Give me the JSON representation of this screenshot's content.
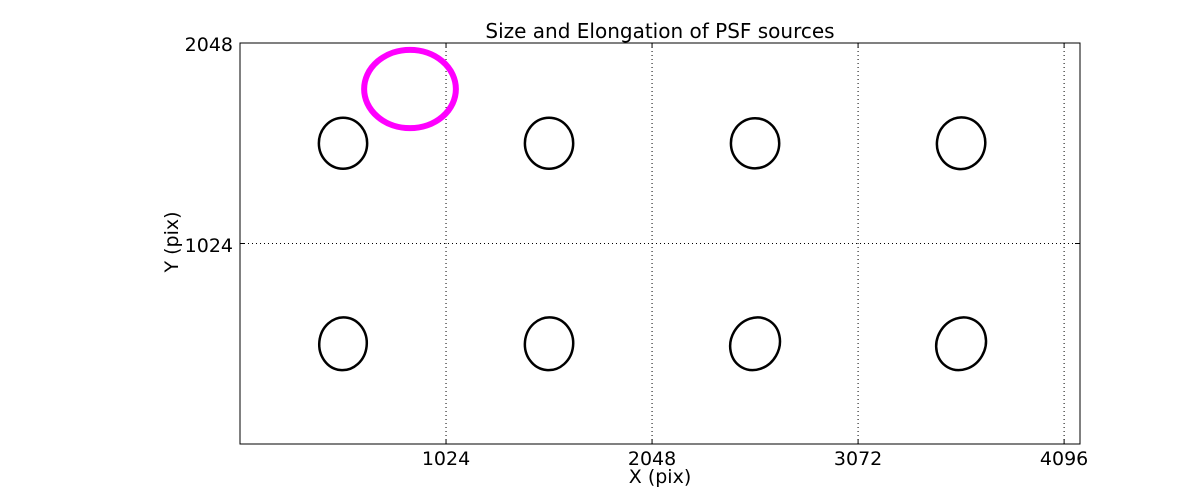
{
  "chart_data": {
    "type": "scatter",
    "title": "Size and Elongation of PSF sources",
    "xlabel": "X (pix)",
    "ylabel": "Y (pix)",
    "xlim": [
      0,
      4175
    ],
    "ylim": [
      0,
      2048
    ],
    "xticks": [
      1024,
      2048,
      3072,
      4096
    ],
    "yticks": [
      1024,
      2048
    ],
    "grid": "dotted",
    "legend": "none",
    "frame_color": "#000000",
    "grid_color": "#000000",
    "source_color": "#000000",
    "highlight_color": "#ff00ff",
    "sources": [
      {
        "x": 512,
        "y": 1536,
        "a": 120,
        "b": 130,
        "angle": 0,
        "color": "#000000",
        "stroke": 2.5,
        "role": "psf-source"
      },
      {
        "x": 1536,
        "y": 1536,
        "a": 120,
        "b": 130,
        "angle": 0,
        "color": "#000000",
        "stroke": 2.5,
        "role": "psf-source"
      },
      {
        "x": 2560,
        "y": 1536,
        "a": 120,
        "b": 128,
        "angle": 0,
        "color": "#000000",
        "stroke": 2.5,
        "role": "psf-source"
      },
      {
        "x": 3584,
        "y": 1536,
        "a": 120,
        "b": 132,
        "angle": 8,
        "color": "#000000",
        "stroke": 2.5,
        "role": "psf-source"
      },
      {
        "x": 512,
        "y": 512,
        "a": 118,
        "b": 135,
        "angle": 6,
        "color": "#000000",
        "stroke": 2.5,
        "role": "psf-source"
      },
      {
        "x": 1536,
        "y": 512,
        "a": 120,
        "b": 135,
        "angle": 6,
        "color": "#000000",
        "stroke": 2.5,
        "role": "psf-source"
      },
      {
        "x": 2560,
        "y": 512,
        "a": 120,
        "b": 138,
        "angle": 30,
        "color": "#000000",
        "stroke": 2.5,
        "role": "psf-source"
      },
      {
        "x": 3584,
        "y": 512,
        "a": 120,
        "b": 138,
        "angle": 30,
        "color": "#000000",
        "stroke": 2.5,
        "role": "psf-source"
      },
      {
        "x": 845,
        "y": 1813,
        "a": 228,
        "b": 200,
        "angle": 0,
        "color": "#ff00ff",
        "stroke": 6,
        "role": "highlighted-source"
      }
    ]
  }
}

- - -

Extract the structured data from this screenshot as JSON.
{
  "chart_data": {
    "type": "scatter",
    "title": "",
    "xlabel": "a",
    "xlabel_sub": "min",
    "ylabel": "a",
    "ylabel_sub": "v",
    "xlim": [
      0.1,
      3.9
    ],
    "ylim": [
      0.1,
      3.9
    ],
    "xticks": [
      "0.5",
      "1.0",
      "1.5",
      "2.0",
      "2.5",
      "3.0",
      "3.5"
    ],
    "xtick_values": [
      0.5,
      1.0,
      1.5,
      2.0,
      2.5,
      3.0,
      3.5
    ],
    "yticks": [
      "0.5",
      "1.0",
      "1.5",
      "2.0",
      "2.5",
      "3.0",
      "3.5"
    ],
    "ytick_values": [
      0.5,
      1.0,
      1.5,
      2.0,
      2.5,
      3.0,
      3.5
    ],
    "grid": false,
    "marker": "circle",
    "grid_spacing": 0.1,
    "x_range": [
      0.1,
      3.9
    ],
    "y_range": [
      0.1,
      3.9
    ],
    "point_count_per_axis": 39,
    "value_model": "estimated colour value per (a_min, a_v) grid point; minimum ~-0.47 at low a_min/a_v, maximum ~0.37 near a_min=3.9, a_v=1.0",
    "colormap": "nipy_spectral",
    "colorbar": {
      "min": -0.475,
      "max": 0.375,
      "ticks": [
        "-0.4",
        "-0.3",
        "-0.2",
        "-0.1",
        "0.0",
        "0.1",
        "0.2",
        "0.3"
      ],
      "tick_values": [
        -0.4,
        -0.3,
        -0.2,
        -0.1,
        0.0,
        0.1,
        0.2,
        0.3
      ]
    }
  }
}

- - -

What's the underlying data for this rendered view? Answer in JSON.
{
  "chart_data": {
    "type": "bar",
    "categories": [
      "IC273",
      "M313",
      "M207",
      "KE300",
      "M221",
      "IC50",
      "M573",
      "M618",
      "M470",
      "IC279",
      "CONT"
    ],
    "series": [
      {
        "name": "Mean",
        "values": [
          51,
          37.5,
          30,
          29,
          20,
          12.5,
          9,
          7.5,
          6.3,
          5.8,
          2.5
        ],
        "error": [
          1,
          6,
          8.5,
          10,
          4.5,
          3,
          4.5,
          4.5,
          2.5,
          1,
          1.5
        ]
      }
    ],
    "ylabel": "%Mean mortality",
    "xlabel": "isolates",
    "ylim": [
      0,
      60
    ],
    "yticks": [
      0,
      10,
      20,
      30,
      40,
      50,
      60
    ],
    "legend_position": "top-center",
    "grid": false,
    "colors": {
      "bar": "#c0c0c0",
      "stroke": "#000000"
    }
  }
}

- - -

■ **TASK TO COMPLETE**:
Which lines in the data above contain "title"? Show each one.

■ **ANSWER FOR THE TASK**:
    "title": "Size and Elongation of PSF sources",
    "title": "",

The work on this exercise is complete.